* EXERCISE DETAILS:
Only a number is wanted: how many lines in the listing contain the word "text"?

Dataset entries:
+---+
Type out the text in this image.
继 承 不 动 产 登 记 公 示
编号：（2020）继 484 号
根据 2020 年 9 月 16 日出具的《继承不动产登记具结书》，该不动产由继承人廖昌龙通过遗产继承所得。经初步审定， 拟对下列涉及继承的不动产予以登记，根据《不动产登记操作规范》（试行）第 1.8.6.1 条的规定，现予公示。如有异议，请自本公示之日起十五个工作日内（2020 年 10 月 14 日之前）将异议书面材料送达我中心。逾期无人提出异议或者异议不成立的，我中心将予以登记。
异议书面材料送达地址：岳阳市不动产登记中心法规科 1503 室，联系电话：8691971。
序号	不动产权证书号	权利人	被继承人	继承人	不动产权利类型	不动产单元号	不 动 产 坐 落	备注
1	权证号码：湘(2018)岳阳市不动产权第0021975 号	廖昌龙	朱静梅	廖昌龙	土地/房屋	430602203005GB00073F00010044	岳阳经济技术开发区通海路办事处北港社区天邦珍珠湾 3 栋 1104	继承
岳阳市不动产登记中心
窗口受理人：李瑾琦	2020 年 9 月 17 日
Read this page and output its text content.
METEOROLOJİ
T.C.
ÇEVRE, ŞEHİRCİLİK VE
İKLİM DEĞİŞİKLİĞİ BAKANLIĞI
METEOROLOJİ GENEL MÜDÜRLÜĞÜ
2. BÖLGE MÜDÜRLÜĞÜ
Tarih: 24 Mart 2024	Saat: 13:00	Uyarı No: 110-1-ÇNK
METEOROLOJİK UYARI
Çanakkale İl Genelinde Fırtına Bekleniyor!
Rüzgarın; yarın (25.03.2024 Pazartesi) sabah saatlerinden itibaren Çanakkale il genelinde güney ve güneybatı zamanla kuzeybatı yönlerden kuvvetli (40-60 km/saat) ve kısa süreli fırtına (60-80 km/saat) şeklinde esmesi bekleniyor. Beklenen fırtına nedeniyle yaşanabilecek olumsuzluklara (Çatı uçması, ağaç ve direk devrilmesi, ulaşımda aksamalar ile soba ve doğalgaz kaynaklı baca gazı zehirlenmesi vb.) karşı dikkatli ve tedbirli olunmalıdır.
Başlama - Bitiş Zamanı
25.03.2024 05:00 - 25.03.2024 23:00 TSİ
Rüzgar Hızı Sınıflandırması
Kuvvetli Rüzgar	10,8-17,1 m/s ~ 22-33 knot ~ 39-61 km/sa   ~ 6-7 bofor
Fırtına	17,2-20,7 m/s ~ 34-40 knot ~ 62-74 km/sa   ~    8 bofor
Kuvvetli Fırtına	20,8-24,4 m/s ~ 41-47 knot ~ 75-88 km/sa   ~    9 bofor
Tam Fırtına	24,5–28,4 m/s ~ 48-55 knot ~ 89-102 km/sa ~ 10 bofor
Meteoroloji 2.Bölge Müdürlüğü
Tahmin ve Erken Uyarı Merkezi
+---+
* EXPECTED OUTPUT:
2